#### [Exercise]
Extract the full set of records, then give each one again exactly.

── Listed records

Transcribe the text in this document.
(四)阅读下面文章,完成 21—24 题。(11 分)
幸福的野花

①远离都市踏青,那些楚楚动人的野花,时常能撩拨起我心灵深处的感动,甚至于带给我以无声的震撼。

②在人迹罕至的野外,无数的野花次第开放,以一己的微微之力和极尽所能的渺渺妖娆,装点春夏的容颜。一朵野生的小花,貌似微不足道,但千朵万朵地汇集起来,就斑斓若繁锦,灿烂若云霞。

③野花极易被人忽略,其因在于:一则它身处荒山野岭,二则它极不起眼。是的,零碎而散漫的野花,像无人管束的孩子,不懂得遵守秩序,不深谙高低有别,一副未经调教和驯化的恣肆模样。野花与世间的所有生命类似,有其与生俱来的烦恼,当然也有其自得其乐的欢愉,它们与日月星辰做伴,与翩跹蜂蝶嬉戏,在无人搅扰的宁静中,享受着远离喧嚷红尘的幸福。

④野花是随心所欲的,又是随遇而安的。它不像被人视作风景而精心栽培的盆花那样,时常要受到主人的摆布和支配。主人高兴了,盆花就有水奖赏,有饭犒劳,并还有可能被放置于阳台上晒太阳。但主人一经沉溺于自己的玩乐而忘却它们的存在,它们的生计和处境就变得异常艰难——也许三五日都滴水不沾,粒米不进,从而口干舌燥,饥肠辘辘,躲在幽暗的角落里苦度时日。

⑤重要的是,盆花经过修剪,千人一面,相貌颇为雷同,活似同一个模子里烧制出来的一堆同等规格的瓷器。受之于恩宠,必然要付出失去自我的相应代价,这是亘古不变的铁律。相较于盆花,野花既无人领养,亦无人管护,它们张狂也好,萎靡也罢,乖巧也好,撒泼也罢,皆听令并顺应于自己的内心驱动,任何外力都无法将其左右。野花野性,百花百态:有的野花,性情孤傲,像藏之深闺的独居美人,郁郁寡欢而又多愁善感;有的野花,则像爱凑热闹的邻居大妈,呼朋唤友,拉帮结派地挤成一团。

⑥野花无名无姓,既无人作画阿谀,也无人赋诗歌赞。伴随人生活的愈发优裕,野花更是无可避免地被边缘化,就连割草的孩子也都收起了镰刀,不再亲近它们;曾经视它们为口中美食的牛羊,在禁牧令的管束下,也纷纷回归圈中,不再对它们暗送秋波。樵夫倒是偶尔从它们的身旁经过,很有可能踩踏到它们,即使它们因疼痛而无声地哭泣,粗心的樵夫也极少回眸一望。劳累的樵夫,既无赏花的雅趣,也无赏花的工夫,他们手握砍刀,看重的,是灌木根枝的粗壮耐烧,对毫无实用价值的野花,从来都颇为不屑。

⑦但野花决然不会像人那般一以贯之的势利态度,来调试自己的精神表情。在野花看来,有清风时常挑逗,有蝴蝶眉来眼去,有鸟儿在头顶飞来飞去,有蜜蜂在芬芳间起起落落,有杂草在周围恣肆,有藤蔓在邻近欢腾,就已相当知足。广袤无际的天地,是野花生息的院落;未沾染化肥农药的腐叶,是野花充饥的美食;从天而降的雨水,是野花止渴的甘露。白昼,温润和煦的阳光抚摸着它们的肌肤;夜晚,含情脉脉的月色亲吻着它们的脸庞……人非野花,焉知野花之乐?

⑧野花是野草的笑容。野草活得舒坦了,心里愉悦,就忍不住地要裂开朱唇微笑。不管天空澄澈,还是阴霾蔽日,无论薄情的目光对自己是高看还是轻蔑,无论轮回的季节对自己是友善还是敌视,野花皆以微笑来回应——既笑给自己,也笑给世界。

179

────

#### [Task answer]
Transcribe the text in this document.
(四)阅读下面文章,完成 21—24 题。(11 分)
幸福的野花

①远离都市踏青,那些楚楚动人的野花,时常能撩拨起我心灵深处的感动,甚至于带给我以无声的震撼。

②在人迹罕至的野外,无数的野花次第开放,以一己的微微之力和极尽所能的渺渺妖娆,装点春夏的容颜。一朵野生的小花,貌似微不足道,但千朵万朵地汇集起来,就斑斓若繁锦,灿烂若云霞。

③野花极易被人忽略,其因在于:一则它身处荒山野岭,二则它极不起眼。是的,零碎而散漫的野花,像无人管束的孩子,不懂得遵守秩序,不深谙高低有别,一副未经调教和驯化的恣肆模样。野花与世间的所有生命类似,有其与生俱来的烦恼,当然也有其自得其乐的欢愉,它们与日月星辰做伴,与翩跹蜂蝶嬉戏,在无人搅扰的宁静中,享受着远离喧嚷红尘的幸福。

④野花是随心所欲的,又是随遇而安的。它不像被人视作风景而精心栽培的盆花那样,时常要受到主人的摆布和支配。主人高兴了,盆花就有水奖赏,有饭犒劳,并还有可能被放置于阳台上晒太阳。但主人一经沉溺于自己的玩乐而忘却它们的存在,它们的生计和处境就变得异常艰难——也许三五日都滴水不沾,粒米不进,从而口干舌燥,饥肠辘辘,躲在幽暗的角落里苦度时日。

⑤重要的是,盆花经过修剪,千人一面,相貌颇为雷同,活似同一个模子里烧制出来的一堆同等规格的瓷器。受之于恩宠,必然要付出失去自我的相应代价,这是亘古不变的铁律。相较于盆花,野花既无人领养,亦无人管护,它们张狂也好,萎靡也罢,乖巧也好,撒泼也罢,皆听令并顺应于自己的内心驱动,任何外力都无法将其左右。野花野性,百花百态:有的野花,性情孤傲,像藏之深闺的独居美人,郁郁寡欢而又多愁善感;有的野花,则像爱凑热闹的邻居大妈,呼朋唤友,拉帮结派地挤成一团。

⑥野花无名无姓,既无人作画阿谀,也无人赋诗歌赞。伴随人生活的愈发优裕,野花更是无可避免地被边缘化,就连割草的孩子也都收起了镰刀,不再亲近它们;曾经视它们为口中美食的牛羊,在禁牧令的管束下,也纷纷回归圈中,不再对它们暗送秋波。樵夫倒是偶尔从它们的身旁经过,很有可能踩踏到它们,即使它们因疼痛而无声地哭泣,粗心的樵夫也极少回眸一望。劳累的樵夫,既无赏花的雅趣,也无赏花的工夫,他们手握砍刀,看重的,是灌木根枝的粗壮耐烧,对毫无实用价值的野花,从来都颇为不屑。

⑦但野花决然不会像人那般一以贯之的势利态度,来调试自己的精神表情。在野花看来,有清风时常挑逗,有蝴蝶眉来眼去,有鸟儿在头顶飞来飞去,有蜜蜂在芬芳间起起落落,有杂草在周围恣肆,有藤蔓在邻近欢腾,就已相当知足。广袤无际的天地,是野花生息的院落;未沾染化肥农药的腐叶,是野花充饥的美食;从天而降的雨水,是野花止渴的甘露。白昼,温润和煦的阳光抚摸着它们的肌肤;夜晚,含情脉脉的月色亲吻着它们的脸庞……人非野花,焉知野花之乐?

⑧野花是野草的笑容。野草活得舒坦了,心里愉悦,就忍不住地要裂开朱唇微笑。不管天空澄澈,还是阴霾蔽日,无论薄情的目光对自己是高看还是轻蔑,无论轮回的季节对自己是友善还是敌视,野花皆以微笑来回应——既笑给自己,也笑给世界。

179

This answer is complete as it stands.